SET PROBLEM:
All of the data that follows should be retyped exactly, please, except the pictures.

EXCERPTED DATA:

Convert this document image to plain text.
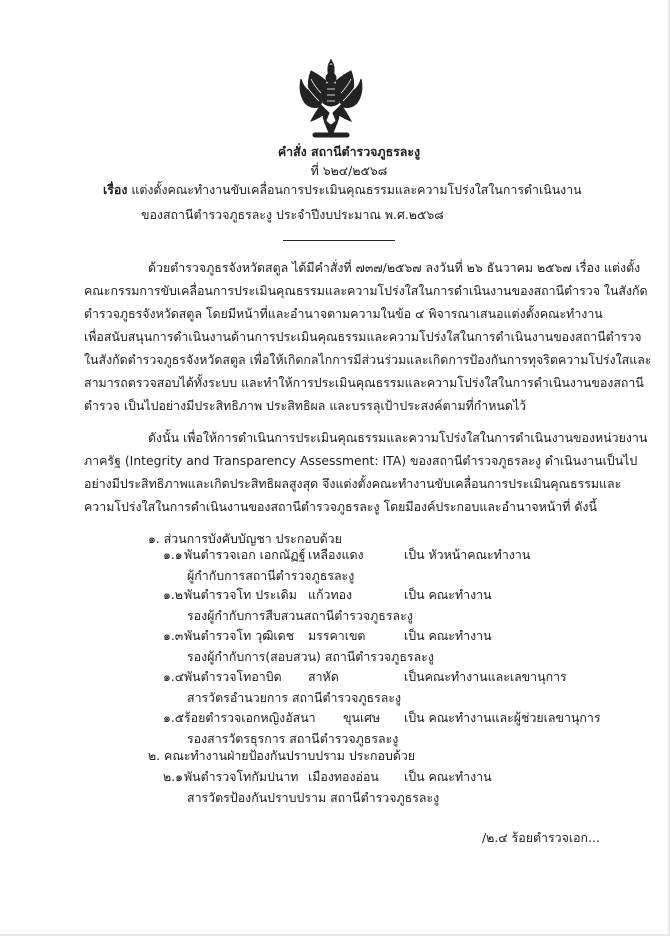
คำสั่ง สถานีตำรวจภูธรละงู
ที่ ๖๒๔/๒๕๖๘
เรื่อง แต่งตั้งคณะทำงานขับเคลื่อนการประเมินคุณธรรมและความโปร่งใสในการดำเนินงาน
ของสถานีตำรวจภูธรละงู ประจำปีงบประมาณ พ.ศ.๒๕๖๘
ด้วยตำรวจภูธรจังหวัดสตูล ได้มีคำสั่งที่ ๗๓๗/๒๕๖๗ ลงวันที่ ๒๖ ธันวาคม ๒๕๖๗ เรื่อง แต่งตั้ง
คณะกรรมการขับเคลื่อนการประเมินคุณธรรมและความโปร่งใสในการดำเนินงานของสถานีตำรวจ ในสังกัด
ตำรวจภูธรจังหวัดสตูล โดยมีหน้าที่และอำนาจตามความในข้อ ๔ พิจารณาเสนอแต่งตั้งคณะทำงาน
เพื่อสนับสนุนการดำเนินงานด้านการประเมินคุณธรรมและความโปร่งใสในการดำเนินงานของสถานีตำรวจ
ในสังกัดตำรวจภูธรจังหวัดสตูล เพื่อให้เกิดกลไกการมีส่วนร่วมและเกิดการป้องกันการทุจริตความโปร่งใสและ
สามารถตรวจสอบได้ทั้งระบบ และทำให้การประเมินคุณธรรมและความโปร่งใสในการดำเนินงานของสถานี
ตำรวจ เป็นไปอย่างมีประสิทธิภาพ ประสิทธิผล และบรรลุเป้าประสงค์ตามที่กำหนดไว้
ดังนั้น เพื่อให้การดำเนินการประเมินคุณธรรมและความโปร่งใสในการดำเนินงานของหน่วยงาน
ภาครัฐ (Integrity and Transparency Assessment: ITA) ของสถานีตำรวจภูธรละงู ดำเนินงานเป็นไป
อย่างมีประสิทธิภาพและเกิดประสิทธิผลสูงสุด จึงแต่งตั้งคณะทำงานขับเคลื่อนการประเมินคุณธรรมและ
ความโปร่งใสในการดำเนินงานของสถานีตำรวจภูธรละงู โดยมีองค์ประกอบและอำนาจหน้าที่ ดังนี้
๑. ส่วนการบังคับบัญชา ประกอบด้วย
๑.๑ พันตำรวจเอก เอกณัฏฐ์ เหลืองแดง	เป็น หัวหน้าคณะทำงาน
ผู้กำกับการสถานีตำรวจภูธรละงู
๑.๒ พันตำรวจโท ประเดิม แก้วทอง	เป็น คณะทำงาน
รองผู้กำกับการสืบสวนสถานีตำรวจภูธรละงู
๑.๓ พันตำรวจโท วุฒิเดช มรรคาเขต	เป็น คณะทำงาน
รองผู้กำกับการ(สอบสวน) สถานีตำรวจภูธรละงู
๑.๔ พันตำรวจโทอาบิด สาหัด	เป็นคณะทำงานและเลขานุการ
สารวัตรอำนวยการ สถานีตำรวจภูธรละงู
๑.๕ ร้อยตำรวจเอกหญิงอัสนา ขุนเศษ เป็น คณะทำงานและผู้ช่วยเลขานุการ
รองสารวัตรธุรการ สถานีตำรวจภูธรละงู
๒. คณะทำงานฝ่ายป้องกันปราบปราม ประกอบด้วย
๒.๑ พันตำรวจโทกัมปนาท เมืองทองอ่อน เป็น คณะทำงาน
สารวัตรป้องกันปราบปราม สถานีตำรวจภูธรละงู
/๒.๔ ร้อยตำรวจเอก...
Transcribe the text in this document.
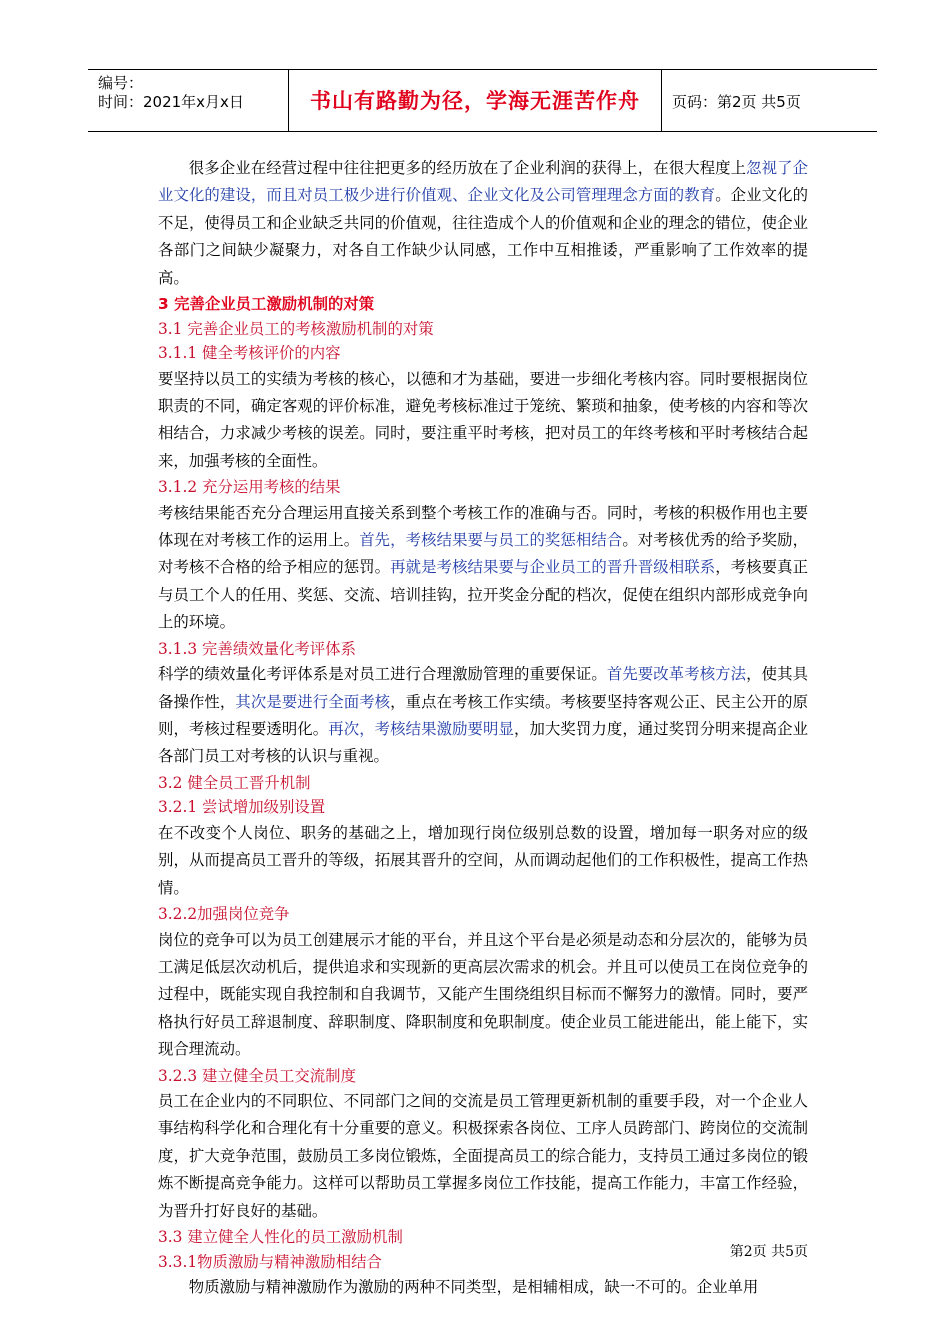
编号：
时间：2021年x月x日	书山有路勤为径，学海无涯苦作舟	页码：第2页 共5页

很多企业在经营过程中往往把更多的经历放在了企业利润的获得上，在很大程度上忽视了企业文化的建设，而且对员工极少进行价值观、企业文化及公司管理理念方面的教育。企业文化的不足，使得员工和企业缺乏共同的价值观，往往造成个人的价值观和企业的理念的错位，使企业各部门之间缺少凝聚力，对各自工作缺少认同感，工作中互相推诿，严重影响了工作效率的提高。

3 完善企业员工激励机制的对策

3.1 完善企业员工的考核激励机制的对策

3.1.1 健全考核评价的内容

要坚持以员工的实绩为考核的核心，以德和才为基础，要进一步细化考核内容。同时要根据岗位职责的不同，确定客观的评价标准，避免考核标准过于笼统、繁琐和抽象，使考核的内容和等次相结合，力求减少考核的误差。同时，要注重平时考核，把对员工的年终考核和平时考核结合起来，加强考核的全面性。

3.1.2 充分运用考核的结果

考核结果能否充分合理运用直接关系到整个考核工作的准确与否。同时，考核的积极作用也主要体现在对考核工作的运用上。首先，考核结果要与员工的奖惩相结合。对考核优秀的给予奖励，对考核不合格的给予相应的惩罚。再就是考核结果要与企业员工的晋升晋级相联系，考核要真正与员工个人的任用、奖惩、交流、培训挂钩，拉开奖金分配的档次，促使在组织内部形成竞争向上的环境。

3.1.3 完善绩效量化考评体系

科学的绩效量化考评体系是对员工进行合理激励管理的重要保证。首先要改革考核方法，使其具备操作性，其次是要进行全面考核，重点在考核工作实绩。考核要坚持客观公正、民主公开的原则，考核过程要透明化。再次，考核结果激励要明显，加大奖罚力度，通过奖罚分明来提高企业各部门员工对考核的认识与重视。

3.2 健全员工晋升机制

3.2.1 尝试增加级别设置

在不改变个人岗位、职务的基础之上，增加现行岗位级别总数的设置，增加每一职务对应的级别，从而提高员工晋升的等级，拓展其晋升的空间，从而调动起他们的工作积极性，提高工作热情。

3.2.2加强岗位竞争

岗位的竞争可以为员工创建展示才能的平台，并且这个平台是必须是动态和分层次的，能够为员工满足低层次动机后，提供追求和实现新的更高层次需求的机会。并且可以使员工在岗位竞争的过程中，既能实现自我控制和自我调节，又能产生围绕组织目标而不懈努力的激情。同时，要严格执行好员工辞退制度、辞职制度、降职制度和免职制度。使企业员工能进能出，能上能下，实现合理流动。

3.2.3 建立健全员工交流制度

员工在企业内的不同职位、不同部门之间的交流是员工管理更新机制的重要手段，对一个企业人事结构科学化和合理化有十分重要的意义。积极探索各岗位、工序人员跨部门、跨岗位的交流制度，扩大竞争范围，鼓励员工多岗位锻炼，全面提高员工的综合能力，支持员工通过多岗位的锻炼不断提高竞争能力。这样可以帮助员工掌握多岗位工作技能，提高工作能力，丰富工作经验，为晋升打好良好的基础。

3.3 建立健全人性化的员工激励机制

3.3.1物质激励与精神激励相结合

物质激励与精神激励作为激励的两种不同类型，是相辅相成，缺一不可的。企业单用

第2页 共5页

TASK RESPONSE:
Convert this document image to plain text.
คำสั่ง สถานีตำรวจภูธรละงู
ที่ ๖๒๔/๒๕๖๘
เรื่อง แต่งตั้งคณะทำงานขับเคลื่อนการประเมินคุณธรรมและความโปร่งใสในการดำเนินงาน
ของสถานีตำรวจภูธรละงู ประจำปีงบประมาณ พ.ศ.๒๕๖๘
ด้วยตำรวจภูธรจังหวัดสตูล ได้มีคำสั่งที่ ๗๓๗/๒๕๖๗ ลงวันที่ ๒๖ ธันวาคม ๒๕๖๗ เรื่อง แต่งตั้ง
คณะกรรมการขับเคลื่อนการประเมินคุณธรรมและความโปร่งใสในการดำเนินงานของสถานีตำรวจ ในสังกัด
ตำรวจภูธรจังหวัดสตูล โดยมีหน้าที่และอำนาจตามความในข้อ ๔ พิจารณาเสนอแต่งตั้งคณะทำงาน
เพื่อสนับสนุนการดำเนินงานด้านการประเมินคุณธรรมและความโปร่งใสในการดำเนินงานของสถานีตำรวจ
ในสังกัดตำรวจภูธรจังหวัดสตูล เพื่อให้เกิดกลไกการมีส่วนร่วมและเกิดการป้องกันการทุจริตความโปร่งใสและ
สามารถตรวจสอบได้ทั้งระบบ และทำให้การประเมินคุณธรรมและความโปร่งใสในการดำเนินงานของสถานี
ตำรวจ เป็นไปอย่างมีประสิทธิภาพ ประสิทธิผล และบรรลุเป้าประสงค์ตามที่กำหนดไว้
ดังนั้น เพื่อให้การดำเนินการประเมินคุณธรรมและความโปร่งใสในการดำเนินงานของหน่วยงาน
ภาครัฐ (Integrity and Transparency Assessment: ITA) ของสถานีตำรวจภูธรละงู ดำเนินงานเป็นไป
อย่างมีประสิทธิภาพและเกิดประสิทธิผลสูงสุด จึงแต่งตั้งคณะทำงานขับเคลื่อนการประเมินคุณธรรมและ
ความโปร่งใสในการดำเนินงานของสถานีตำรวจภูธรละงู โดยมีองค์ประกอบและอำนาจหน้าที่ ดังนี้
๑. ส่วนการบังคับบัญชา ประกอบด้วย
๑.๑ พันตำรวจเอก เอกณัฏฐ์ เหลืองแดง	เป็น หัวหน้าคณะทำงาน
ผู้กำกับการสถานีตำรวจภูธรละงู
๑.๒ พันตำรวจโท ประเดิม แก้วทอง	เป็น คณะทำงาน
รองผู้กำกับการสืบสวนสถานีตำรวจภูธรละงู
๑.๓ พันตำรวจโท วุฒิเดช มรรคาเขต	เป็น คณะทำงาน
รองผู้กำกับการ(สอบสวน) สถานีตำรวจภูธรละงู
๑.๔ พันตำรวจโทอาบิด สาหัด	เป็นคณะทำงานและเลขานุการ
สารวัตรอำนวยการ สถานีตำรวจภูธรละงู
๑.๕ ร้อยตำรวจเอกหญิงอัสนา ขุนเศษ เป็น คณะทำงานและผู้ช่วยเลขานุการ
รองสารวัตรธุรการ สถานีตำรวจภูธรละงู
๒. คณะทำงานฝ่ายป้องกันปราบปราม ประกอบด้วย
๒.๑ พันตำรวจโทกัมปนาท เมืองทองอ่อน เป็น คณะทำงาน
สารวัตรป้องกันปราบปราม สถานีตำรวจภูธรละงู
/๒.๔ ร้อยตำรวจเอก...
Transcribe the text in this document.
编号：
时间：2021年x月x日	书山有路勤为径，学海无涯苦作舟	页码：第2页 共5页

很多企业在经营过程中往往把更多的经历放在了企业利润的获得上，在很大程度上忽视了企业文化的建设，而且对员工极少进行价值观、企业文化及公司管理理念方面的教育。企业文化的不足，使得员工和企业缺乏共同的价值观，往往造成个人的价值观和企业的理念的错位，使企业各部门之间缺少凝聚力，对各自工作缺少认同感，工作中互相推诿，严重影响了工作效率的提高。

3 完善企业员工激励机制的对策

3.1 完善企业员工的考核激励机制的对策

3.1.1 健全考核评价的内容

要坚持以员工的实绩为考核的核心，以德和才为基础，要进一步细化考核内容。同时要根据岗位职责的不同，确定客观的评价标准，避免考核标准过于笼统、繁琐和抽象，使考核的内容和等次相结合，力求减少考核的误差。同时，要注重平时考核，把对员工的年终考核和平时考核结合起来，加强考核的全面性。

3.1.2 充分运用考核的结果

考核结果能否充分合理运用直接关系到整个考核工作的准确与否。同时，考核的积极作用也主要体现在对考核工作的运用上。首先，考核结果要与员工的奖惩相结合。对考核优秀的给予奖励，对考核不合格的给予相应的惩罚。再就是考核结果要与企业员工的晋升晋级相联系，考核要真正与员工个人的任用、奖惩、交流、培训挂钩，拉开奖金分配的档次，促使在组织内部形成竞争向上的环境。

3.1.3 完善绩效量化考评体系

科学的绩效量化考评体系是对员工进行合理激励管理的重要保证。首先要改革考核方法，使其具备操作性，其次是要进行全面考核，重点在考核工作实绩。考核要坚持客观公正、民主公开的原则，考核过程要透明化。再次，考核结果激励要明显，加大奖罚力度，通过奖罚分明来提高企业各部门员工对考核的认识与重视。

3.2 健全员工晋升机制

3.2.1 尝试增加级别设置

在不改变个人岗位、职务的基础之上，增加现行岗位级别总数的设置，增加每一职务对应的级别，从而提高员工晋升的等级，拓展其晋升的空间，从而调动起他们的工作积极性，提高工作热情。

3.2.2加强岗位竞争

岗位的竞争可以为员工创建展示才能的平台，并且这个平台是必须是动态和分层次的，能够为员工满足低层次动机后，提供追求和实现新的更高层次需求的机会。并且可以使员工在岗位竞争的过程中，既能实现自我控制和自我调节，又能产生围绕组织目标而不懈努力的激情。同时，要严格执行好员工辞退制度、辞职制度、降职制度和免职制度。使企业员工能进能出，能上能下，实现合理流动。

3.2.3 建立健全员工交流制度

员工在企业内的不同职位、不同部门之间的交流是员工管理更新机制的重要手段，对一个企业人事结构科学化和合理化有十分重要的意义。积极探索各岗位、工序人员跨部门、跨岗位的交流制度，扩大竞争范围，鼓励员工多岗位锻炼，全面提高员工的综合能力，支持员工通过多岗位的锻炼不断提高竞争能力。这样可以帮助员工掌握多岗位工作技能，提高工作能力，丰富工作经验，为晋升打好良好的基础。

3.3 建立健全人性化的员工激励机制

3.3.1物质激励与精神激励相结合

物质激励与精神激励作为激励的两种不同类型，是相辅相成，缺一不可的。企业单用

第2页 共5页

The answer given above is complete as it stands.